> [WHAT YOU SHOULD DO]: Where does the string "ſchon" appear? Copy every line of the entries below that holds it.

-- Begin INFORMATION SUPPLIED --

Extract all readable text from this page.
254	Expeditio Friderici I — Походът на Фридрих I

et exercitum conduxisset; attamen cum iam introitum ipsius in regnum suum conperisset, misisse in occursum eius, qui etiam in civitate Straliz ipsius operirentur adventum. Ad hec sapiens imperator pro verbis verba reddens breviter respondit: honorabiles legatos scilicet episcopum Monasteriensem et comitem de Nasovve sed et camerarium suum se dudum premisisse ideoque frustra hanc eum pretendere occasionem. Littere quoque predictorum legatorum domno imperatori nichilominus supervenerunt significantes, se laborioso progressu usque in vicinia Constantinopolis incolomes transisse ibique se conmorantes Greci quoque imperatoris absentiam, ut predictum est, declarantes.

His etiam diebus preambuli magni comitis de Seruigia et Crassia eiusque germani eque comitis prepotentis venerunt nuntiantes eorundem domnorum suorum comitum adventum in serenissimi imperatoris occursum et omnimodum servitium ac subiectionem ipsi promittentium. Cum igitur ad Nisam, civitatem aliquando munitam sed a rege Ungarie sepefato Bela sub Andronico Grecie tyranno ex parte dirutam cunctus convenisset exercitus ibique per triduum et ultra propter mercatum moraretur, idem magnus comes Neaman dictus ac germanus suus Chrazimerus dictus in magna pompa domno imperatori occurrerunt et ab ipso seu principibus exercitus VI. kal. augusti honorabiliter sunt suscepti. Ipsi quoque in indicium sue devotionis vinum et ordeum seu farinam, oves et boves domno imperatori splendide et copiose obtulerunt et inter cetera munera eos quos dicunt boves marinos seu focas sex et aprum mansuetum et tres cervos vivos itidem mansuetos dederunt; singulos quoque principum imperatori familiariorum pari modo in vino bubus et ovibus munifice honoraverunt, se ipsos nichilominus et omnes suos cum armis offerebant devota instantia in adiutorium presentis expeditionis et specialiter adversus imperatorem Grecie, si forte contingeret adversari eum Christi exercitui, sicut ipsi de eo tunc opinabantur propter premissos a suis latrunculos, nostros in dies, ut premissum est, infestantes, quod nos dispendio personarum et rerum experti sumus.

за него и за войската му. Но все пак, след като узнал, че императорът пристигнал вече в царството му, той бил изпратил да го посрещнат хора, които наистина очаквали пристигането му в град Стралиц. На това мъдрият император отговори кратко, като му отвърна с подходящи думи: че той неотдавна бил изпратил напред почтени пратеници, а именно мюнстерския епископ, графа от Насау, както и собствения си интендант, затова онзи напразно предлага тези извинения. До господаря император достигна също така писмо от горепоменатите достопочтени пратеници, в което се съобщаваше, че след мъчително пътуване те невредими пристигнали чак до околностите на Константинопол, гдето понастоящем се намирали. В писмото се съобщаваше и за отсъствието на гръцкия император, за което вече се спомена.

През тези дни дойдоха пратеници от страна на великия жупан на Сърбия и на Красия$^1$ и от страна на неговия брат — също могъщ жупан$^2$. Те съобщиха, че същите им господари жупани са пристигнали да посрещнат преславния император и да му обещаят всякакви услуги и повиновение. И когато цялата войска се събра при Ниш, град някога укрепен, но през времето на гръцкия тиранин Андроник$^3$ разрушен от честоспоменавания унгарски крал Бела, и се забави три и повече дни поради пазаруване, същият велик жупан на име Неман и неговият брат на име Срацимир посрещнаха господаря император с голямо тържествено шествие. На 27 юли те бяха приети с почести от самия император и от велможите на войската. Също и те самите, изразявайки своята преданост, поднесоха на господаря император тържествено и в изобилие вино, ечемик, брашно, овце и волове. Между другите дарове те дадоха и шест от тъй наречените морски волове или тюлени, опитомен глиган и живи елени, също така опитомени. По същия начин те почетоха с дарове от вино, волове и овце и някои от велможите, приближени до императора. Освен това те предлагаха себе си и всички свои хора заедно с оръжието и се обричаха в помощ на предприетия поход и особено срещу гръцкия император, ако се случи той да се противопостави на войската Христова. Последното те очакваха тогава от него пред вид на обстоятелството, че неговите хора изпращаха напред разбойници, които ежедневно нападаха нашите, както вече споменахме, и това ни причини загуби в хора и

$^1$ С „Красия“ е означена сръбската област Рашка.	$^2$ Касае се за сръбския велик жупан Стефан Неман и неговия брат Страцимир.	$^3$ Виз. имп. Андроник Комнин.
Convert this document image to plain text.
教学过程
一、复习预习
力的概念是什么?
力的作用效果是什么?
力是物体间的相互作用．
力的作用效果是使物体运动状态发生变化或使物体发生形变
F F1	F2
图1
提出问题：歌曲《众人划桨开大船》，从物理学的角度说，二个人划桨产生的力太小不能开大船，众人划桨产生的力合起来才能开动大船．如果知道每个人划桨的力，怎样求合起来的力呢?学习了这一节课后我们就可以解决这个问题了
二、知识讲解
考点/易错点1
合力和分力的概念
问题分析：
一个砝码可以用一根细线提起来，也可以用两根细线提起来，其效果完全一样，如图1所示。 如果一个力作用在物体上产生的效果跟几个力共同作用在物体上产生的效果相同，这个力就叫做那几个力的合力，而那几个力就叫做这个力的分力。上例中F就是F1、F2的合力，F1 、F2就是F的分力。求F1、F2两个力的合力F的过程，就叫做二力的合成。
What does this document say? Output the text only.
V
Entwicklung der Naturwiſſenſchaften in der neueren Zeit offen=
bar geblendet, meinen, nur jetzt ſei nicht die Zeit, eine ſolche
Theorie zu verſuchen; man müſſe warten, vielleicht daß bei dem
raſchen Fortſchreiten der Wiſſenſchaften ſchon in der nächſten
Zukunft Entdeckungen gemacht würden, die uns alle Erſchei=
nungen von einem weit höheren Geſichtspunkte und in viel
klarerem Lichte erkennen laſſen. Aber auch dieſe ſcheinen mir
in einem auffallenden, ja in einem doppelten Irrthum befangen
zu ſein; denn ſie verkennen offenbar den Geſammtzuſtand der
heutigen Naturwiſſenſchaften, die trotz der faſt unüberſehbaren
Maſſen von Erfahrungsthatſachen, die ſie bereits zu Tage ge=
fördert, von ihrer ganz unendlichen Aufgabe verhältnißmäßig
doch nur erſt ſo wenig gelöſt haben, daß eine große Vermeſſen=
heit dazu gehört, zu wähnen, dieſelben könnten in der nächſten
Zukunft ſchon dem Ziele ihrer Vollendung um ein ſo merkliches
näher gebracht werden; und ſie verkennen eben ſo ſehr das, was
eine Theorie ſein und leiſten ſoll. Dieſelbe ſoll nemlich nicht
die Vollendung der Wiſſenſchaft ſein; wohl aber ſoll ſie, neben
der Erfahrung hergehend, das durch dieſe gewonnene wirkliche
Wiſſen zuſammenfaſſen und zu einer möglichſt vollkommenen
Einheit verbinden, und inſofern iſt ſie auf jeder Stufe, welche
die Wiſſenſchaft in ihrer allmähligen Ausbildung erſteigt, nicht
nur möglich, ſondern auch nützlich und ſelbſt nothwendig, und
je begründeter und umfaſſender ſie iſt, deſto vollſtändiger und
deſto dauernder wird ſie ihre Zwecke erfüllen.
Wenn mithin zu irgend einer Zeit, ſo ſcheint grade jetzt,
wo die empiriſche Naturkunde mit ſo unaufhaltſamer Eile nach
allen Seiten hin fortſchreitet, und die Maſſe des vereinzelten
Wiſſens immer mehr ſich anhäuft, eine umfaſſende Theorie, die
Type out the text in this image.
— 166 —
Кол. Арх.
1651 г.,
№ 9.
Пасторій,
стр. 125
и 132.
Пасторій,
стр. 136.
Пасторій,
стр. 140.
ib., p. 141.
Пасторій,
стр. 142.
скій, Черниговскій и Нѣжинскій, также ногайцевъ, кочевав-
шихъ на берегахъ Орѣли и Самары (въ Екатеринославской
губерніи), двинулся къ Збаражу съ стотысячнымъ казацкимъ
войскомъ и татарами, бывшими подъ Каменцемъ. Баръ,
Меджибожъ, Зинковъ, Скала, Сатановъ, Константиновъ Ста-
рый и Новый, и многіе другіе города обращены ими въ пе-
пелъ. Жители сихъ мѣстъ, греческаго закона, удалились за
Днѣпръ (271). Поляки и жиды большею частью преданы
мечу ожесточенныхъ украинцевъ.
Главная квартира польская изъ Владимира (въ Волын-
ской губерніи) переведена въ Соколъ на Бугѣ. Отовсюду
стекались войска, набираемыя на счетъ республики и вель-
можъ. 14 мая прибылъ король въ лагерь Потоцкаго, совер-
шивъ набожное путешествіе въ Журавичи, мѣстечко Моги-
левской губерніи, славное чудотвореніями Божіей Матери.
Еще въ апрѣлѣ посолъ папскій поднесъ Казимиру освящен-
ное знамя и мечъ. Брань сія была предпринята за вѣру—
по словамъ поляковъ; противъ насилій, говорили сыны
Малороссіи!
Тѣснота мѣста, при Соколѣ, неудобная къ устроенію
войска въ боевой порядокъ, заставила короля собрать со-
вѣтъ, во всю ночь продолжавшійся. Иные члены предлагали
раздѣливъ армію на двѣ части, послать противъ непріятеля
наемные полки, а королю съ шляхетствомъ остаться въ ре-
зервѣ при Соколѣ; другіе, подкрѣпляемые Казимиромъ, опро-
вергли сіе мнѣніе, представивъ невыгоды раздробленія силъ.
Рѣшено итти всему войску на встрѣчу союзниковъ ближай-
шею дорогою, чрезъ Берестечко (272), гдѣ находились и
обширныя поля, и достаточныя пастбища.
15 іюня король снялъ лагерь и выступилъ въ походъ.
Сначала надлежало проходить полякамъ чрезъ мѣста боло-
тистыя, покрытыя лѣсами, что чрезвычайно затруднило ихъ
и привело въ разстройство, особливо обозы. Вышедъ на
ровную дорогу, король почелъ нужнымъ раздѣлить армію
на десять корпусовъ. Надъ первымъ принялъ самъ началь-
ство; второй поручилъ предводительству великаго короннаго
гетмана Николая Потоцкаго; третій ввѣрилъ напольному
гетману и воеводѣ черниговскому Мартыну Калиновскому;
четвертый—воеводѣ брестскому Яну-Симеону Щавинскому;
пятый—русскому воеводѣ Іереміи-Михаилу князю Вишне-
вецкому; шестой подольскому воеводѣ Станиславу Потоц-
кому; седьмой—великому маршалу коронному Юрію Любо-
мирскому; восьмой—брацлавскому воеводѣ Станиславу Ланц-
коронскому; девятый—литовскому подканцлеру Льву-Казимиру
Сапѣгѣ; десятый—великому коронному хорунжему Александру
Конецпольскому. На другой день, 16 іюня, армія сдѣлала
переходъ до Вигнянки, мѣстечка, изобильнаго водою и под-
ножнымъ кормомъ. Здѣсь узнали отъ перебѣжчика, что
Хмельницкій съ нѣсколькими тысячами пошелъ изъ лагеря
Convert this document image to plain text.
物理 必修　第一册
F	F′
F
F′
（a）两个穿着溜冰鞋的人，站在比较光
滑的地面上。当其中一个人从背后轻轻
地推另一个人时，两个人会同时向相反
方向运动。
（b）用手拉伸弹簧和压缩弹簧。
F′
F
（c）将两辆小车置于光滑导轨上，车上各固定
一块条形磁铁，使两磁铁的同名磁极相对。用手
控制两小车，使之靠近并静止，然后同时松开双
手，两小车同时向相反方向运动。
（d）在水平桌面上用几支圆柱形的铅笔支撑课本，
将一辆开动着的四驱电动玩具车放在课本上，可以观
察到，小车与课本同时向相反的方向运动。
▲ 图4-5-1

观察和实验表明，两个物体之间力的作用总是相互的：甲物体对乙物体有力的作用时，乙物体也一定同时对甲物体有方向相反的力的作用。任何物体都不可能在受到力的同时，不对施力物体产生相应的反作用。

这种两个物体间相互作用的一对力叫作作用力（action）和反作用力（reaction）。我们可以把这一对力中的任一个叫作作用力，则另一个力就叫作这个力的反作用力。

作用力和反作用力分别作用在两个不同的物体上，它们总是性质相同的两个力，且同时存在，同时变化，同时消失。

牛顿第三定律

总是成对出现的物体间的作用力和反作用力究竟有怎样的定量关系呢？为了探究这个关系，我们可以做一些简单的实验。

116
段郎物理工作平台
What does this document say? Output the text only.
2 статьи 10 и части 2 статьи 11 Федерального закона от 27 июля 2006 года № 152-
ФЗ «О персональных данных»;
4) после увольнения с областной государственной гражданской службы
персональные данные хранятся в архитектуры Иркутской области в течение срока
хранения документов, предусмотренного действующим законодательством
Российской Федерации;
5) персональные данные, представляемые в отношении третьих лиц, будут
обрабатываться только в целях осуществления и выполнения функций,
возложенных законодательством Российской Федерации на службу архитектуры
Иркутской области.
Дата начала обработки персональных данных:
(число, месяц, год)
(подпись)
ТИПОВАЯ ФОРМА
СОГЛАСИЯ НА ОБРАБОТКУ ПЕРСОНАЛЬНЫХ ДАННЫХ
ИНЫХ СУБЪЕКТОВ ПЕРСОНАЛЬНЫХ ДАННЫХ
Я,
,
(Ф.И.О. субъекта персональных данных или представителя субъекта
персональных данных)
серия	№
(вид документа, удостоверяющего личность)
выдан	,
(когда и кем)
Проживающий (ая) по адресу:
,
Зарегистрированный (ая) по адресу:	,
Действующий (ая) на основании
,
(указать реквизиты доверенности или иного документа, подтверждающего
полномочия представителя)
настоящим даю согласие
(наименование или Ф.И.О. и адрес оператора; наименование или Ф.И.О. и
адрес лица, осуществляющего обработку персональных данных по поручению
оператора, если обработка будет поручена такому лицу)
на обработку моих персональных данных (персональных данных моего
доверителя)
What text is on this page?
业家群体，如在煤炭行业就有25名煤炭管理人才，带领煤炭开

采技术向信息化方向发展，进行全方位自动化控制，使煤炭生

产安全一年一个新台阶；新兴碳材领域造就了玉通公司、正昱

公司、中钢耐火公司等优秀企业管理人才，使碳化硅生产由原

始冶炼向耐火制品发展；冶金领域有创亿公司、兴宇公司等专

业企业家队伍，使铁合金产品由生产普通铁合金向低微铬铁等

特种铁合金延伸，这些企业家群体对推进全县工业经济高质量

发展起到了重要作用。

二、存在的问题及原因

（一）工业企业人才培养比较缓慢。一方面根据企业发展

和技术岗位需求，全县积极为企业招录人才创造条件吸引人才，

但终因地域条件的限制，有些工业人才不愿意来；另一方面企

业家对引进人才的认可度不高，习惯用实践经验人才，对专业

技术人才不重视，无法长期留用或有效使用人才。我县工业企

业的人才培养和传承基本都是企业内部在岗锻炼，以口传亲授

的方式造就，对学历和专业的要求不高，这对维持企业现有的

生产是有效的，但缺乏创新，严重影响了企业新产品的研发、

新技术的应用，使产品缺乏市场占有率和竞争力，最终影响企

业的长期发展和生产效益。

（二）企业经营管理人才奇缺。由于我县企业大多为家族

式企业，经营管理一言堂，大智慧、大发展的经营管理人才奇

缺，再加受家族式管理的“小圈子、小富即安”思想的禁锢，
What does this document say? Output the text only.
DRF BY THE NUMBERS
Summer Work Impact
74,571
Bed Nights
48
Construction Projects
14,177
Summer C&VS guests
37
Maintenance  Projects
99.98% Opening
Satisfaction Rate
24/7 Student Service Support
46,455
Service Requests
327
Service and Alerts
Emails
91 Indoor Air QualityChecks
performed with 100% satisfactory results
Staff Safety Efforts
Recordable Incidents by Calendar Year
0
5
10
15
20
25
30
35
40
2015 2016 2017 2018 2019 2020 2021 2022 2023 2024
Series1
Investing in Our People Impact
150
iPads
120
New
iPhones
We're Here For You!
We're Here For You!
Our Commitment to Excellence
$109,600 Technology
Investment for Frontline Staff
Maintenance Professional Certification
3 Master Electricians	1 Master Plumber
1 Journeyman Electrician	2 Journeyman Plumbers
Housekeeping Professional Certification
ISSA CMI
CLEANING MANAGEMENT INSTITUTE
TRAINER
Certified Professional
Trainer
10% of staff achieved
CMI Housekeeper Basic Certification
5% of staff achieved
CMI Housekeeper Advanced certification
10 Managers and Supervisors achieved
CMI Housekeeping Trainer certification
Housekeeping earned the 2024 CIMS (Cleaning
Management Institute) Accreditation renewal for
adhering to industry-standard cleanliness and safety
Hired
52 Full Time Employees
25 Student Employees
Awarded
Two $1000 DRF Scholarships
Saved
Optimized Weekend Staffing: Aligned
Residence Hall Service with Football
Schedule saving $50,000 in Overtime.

-- End INFORMATION SUPPLIED --

> [EXERCISE RESPONSE]:
raſchen Fortſchreiten der Wiſſenſchaften ſchon in der nächſten
Zukunft ſchon dem Ziele ihrer Vollendung um ein ſo merkliches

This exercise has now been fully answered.